> The problem: Make an exact copy of the records, dropping all pictures.

> Data excerpts:
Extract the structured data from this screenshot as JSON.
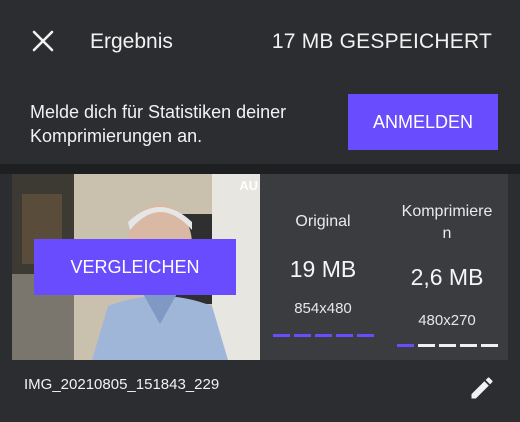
{
  "header": {
    "title": "Ergebnis",
    "saved_label": "17 MB GESPEICHERT",
    "close_icon": "close-icon"
  },
  "banner": {
    "text": "Melde dich für Statistiken deiner Komprimierungen an.",
    "login_label": "ANMELDEN"
  },
  "card": {
    "compare_label": "VERGLEICHEN",
    "thumbnail_corner_text": "AU",
    "original": {
      "label": "Original",
      "size": "19 MB",
      "resolution": "854x480"
    },
    "compressed": {
      "label_line1": "Komprimiere",
      "label_line2": "n",
      "size": "2,6 MB",
      "resolution": "480x270"
    }
  },
  "file": {
    "name": "IMG_20210805_151843_229",
    "edit_icon": "pencil-icon"
  },
  "colors": {
    "accent": "#6a4cff",
    "background": "#2b2d30",
    "card": "#3a3c40"
  }
}
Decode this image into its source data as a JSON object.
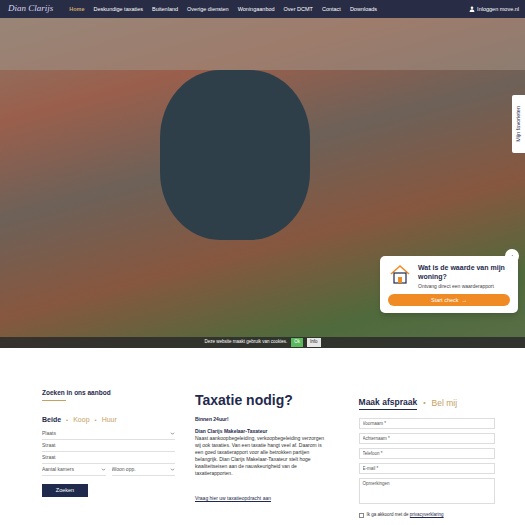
{
  "nav": {
    "logo": "Dian Clarijs",
    "items": [
      {
        "label": "Home",
        "selected": true
      },
      {
        "label": "Deskundige taxaties",
        "selected": false
      },
      {
        "label": "Buitenland",
        "selected": false
      },
      {
        "label": "Overige diensten",
        "selected": false
      },
      {
        "label": "Woningaanbod",
        "selected": false
      },
      {
        "label": "Over DCMT",
        "selected": false
      },
      {
        "label": "Contact",
        "selected": false
      },
      {
        "label": "Downloads",
        "selected": false
      }
    ],
    "login": "Inloggen move.nl"
  },
  "favorites_tab": "Mijn favorieten",
  "popup": {
    "title": "Wat is de waarde van mijn woning?",
    "subtitle": "Ontvang direct een waarderapport",
    "button": "Start check",
    "arrow": "→"
  },
  "cookie": {
    "text": "Deze website maakt gebruik van cookies.",
    "ok": "Ok",
    "info": "Info"
  },
  "search": {
    "title": "Zoeken in ons aanbod",
    "separator": "•",
    "tabs": [
      {
        "label": "Beide",
        "selected": true
      },
      {
        "label": "Koop",
        "selected": false
      },
      {
        "label": "Huur",
        "selected": false
      }
    ],
    "rows": [
      [
        {
          "placeholder": "Plaats",
          "kind": "select"
        }
      ],
      [
        {
          "placeholder": "Straat",
          "kind": "text"
        }
      ],
      [
        {
          "placeholder": "Straat",
          "kind": "text"
        }
      ],
      [
        {
          "placeholder": "Aantal kamers",
          "kind": "select"
        },
        {
          "placeholder": "Woon opp.",
          "kind": "select"
        }
      ]
    ],
    "button": "Zoeken"
  },
  "taxatie": {
    "title": "Taxatie nodig?",
    "lead": "Binnen 24uur!",
    "subtitle": "Dian Clarijs Makelaar-Taxateur",
    "body": "Naast aankoopbegeleiding, verkoopbegeleiding verzorgen wij ook taxaties. Van een taxatie hangt veel af. Daarom is een goed taxatierapport voor alle betrokken partijen belangrijk. Dian Clarijs Makelaar-Taxateur stelt hoge kwaliteitseisen aan de nauwkeurigheid van de taxatierapporten.",
    "link": "Vraag hier uw taxatieopdracht aan"
  },
  "appointment": {
    "separator": "•",
    "tabs": [
      {
        "label": "Maak afspraak",
        "selected": true
      },
      {
        "label": "Bel mij",
        "selected": false
      }
    ],
    "fields": [
      {
        "placeholder": "Voornaam *",
        "kind": "text"
      },
      {
        "placeholder": "Achternaam *",
        "kind": "text"
      },
      {
        "placeholder": "Telefoon *",
        "kind": "text"
      },
      {
        "placeholder": "E-mail *",
        "kind": "text"
      },
      {
        "placeholder": "Opmerkingen",
        "kind": "textarea"
      }
    ],
    "consent": {
      "before": "Ik ga akkoord met de ",
      "link": "privacyverklaring",
      "checked": false
    }
  }
}
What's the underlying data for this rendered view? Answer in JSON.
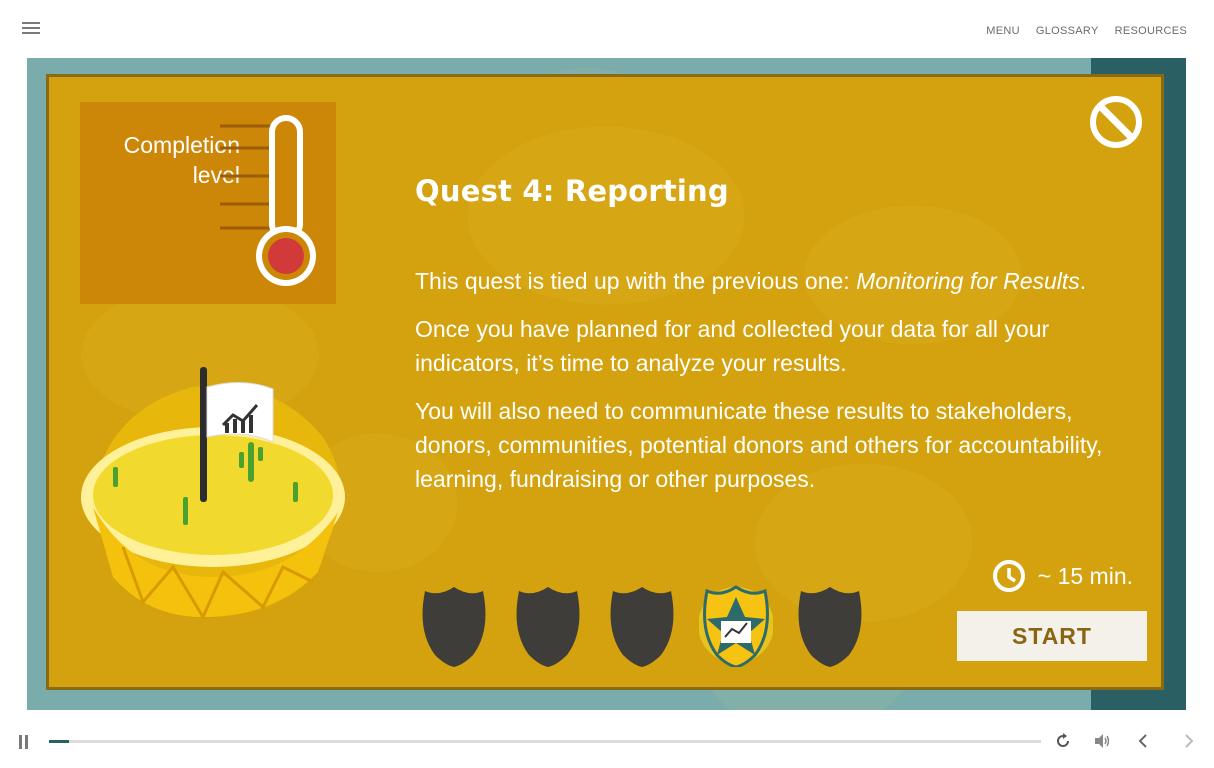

> Correct answer:
Extract the structured data from this screenshot as JSON.
{
  "header": {
    "title": "Ergebnis",
    "saved_label": "17 MB GESPEICHERT",
    "close_icon": "close-icon"
  },
  "banner": {
    "text": "Melde dich für Statistiken deiner Komprimierungen an.",
    "login_label": "ANMELDEN"
  },
  "card": {
    "compare_label": "VERGLEICHEN",
    "thumbnail_corner_text": "AU",
    "original": {
      "label": "Original",
      "size": "19 MB",
      "resolution": "854x480"
    },
    "compressed": {
      "label_line1": "Komprimiere",
      "label_line2": "n",
      "size": "2,6 MB",
      "resolution": "480x270"
    }
  },
  "file": {
    "name": "IMG_20210805_151843_229",
    "edit_icon": "pencil-icon"
  },
  "colors": {
    "accent": "#6a4cff",
    "background": "#2b2d30",
    "card": "#3a3c40"
  }
}
Decode this image into its source data as a JSON object.
{
  "nav": {
    "logo": "Dian Clarijs",
    "items": [
      {
        "label": "Home",
        "selected": true
      },
      {
        "label": "Deskundige taxaties",
        "selected": false
      },
      {
        "label": "Buitenland",
        "selected": false
      },
      {
        "label": "Overige diensten",
        "selected": false
      },
      {
        "label": "Woningaanbod",
        "selected": false
      },
      {
        "label": "Over DCMT",
        "selected": false
      },
      {
        "label": "Contact",
        "selected": false
      },
      {
        "label": "Downloads",
        "selected": false
      }
    ],
    "login": "Inloggen move.nl"
  },
  "favorites_tab": "Mijn favorieten",
  "popup": {
    "title": "Wat is de waarde van mijn woning?",
    "subtitle": "Ontvang direct een waarderapport",
    "button": "Start check",
    "arrow": "→"
  },
  "cookie": {
    "text": "Deze website maakt gebruik van cookies.",
    "ok": "Ok",
    "info": "Info"
  },
  "search": {
    "title": "Zoeken in ons aanbod",
    "separator": "•",
    "tabs": [
      {
        "label": "Beide",
        "selected": true
      },
      {
        "label": "Koop",
        "selected": false
      },
      {
        "label": "Huur",
        "selected": false
      }
    ],
    "rows": [
      [
        {
          "placeholder": "Plaats",
          "kind": "select"
        }
      ],
      [
        {
          "placeholder": "Straat",
          "kind": "text"
        }
      ],
      [
        {
          "placeholder": "Straat",
          "kind": "text"
        }
      ],
      [
        {
          "placeholder": "Aantal kamers",
          "kind": "select"
        },
        {
          "placeholder": "Woon opp.",
          "kind": "select"
        }
      ]
    ],
    "button": "Zoeken"
  },
  "taxatie": {
    "title": "Taxatie nodig?",
    "lead": "Binnen 24uur!",
    "subtitle": "Dian Clarijs Makelaar-Taxateur",
    "body": "Naast aankoopbegeleiding, verkoopbegeleiding verzorgen wij ook taxaties. Van een taxatie hangt veel af. Daarom is een goed taxatierapport voor alle betrokken partijen belangrijk. Dian Clarijs Makelaar-Taxateur stelt hoge kwaliteitseisen aan de nauwkeurigheid van de taxatierapporten.",
    "link": "Vraag hier uw taxatieopdracht aan"
  },
  "appointment": {
    "separator": "•",
    "tabs": [
      {
        "label": "Maak afspraak",
        "selected": true
      },
      {
        "label": "Bel mij",
        "selected": false
      }
    ],
    "fields": [
      {
        "placeholder": "Voornaam *",
        "kind": "text"
      },
      {
        "placeholder": "Achternaam *",
        "kind": "text"
      },
      {
        "placeholder": "Telefoon *",
        "kind": "text"
      },
      {
        "placeholder": "E-mail *",
        "kind": "text"
      },
      {
        "placeholder": "Opmerkingen",
        "kind": "textarea"
      }
    ],
    "consent": {
      "before": "Ik ga akkoord met de ",
      "link": "privacyverklaring",
      "checked": false
    }
  }
}
What's the underlying data for this rendered view? Answer in JSON.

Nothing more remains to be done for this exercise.